/---
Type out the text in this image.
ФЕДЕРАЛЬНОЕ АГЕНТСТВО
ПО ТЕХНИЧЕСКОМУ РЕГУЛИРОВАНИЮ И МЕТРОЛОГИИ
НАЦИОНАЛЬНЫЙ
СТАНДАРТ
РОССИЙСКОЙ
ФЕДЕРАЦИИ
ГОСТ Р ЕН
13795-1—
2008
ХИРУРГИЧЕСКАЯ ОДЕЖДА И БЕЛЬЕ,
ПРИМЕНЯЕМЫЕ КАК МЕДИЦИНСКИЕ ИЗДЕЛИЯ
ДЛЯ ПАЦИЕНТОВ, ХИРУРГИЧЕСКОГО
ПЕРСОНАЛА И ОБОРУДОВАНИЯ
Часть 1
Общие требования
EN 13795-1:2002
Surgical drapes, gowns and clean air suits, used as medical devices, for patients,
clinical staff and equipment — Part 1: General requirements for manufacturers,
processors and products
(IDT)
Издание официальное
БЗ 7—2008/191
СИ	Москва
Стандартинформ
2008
\---
/---
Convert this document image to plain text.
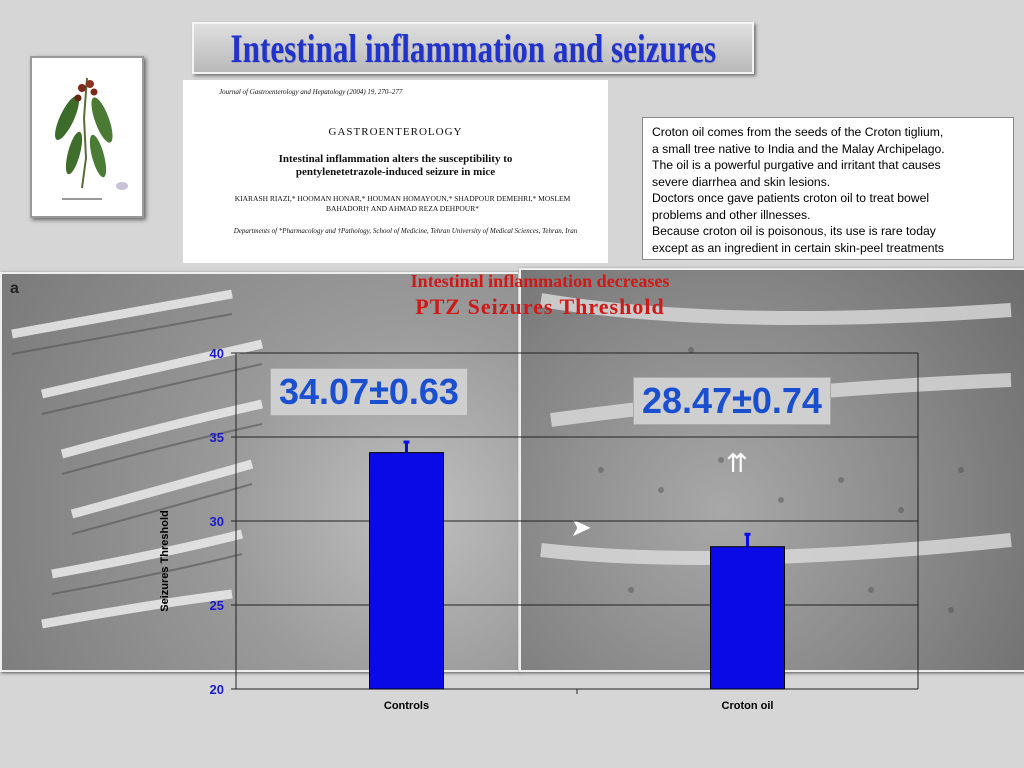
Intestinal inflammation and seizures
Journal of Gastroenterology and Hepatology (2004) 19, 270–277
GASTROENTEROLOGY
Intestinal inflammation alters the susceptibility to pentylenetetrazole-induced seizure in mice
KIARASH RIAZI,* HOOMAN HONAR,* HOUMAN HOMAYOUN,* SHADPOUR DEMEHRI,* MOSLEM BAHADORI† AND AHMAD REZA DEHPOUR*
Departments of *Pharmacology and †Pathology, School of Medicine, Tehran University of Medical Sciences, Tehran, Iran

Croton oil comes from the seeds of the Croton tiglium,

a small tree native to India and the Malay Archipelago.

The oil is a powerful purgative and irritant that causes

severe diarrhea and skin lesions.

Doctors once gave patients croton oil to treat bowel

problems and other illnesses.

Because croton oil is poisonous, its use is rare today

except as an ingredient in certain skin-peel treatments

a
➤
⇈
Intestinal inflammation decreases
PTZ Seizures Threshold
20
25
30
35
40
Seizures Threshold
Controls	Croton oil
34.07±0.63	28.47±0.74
\---
/---
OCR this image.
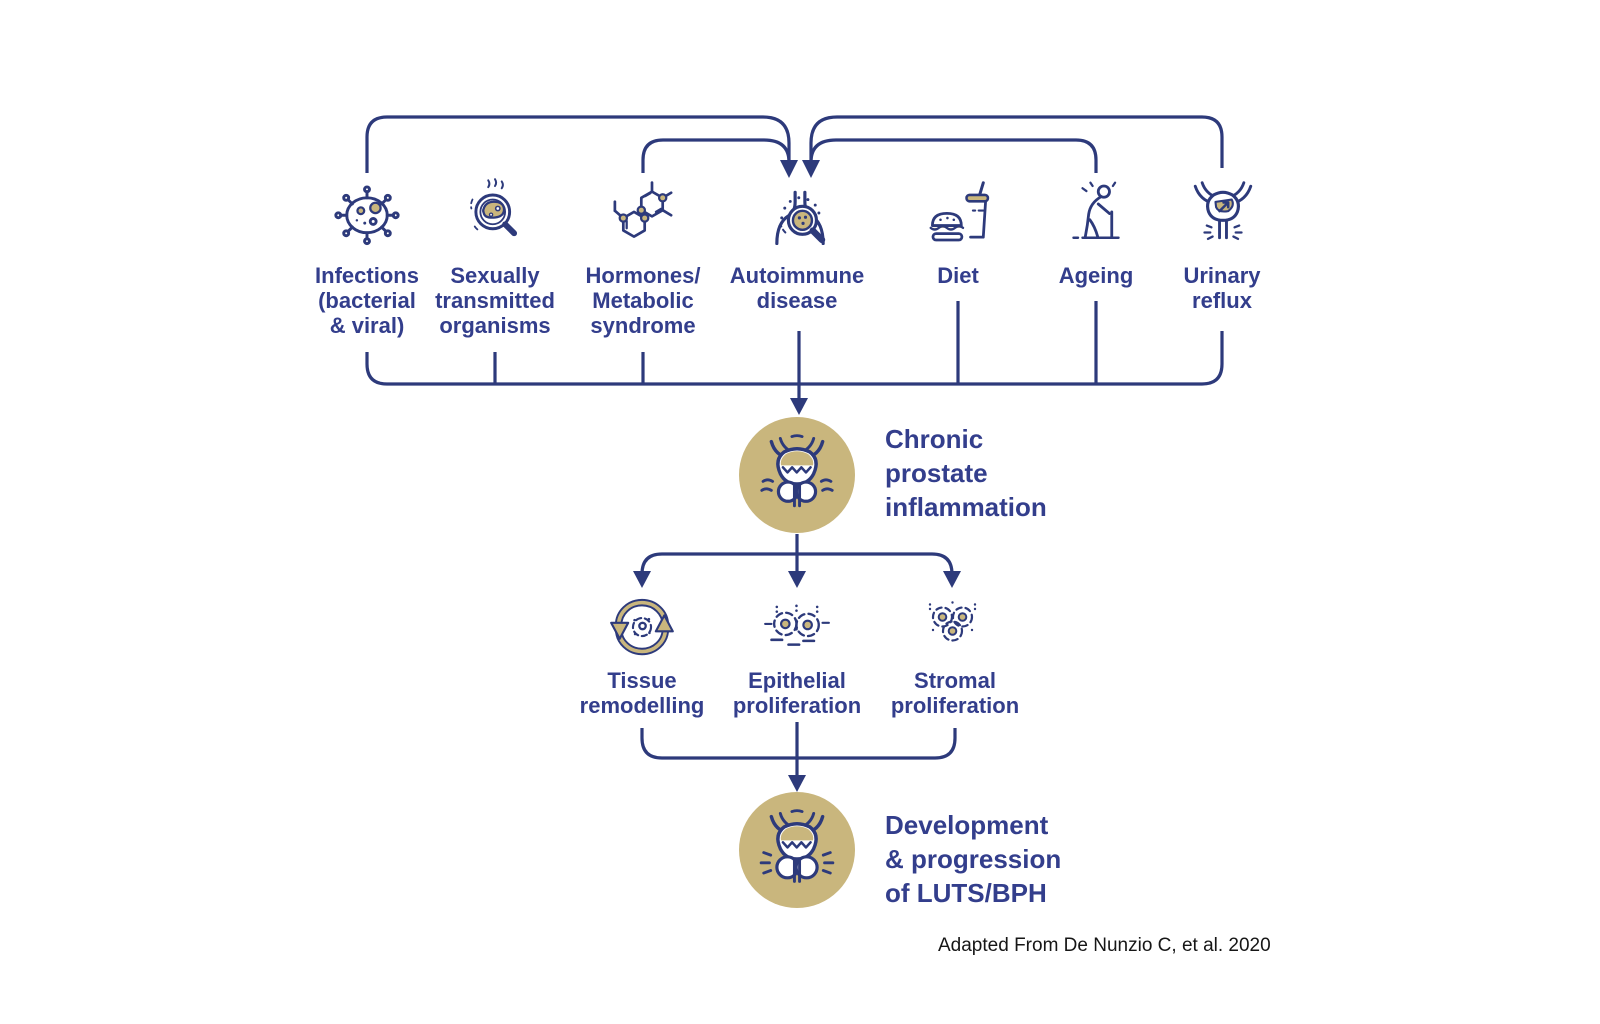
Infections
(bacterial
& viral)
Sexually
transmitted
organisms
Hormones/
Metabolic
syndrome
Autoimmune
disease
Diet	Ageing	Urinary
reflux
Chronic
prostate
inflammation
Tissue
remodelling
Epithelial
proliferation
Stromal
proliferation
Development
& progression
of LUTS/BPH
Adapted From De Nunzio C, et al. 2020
\---
#### WORK INSTRUCTIONS
When a line in the data holds the word "skin", show that line.

#### TASK RESULT
severe diarrhea and skin lesions.
except as an ingredient in certain skin-peel treatments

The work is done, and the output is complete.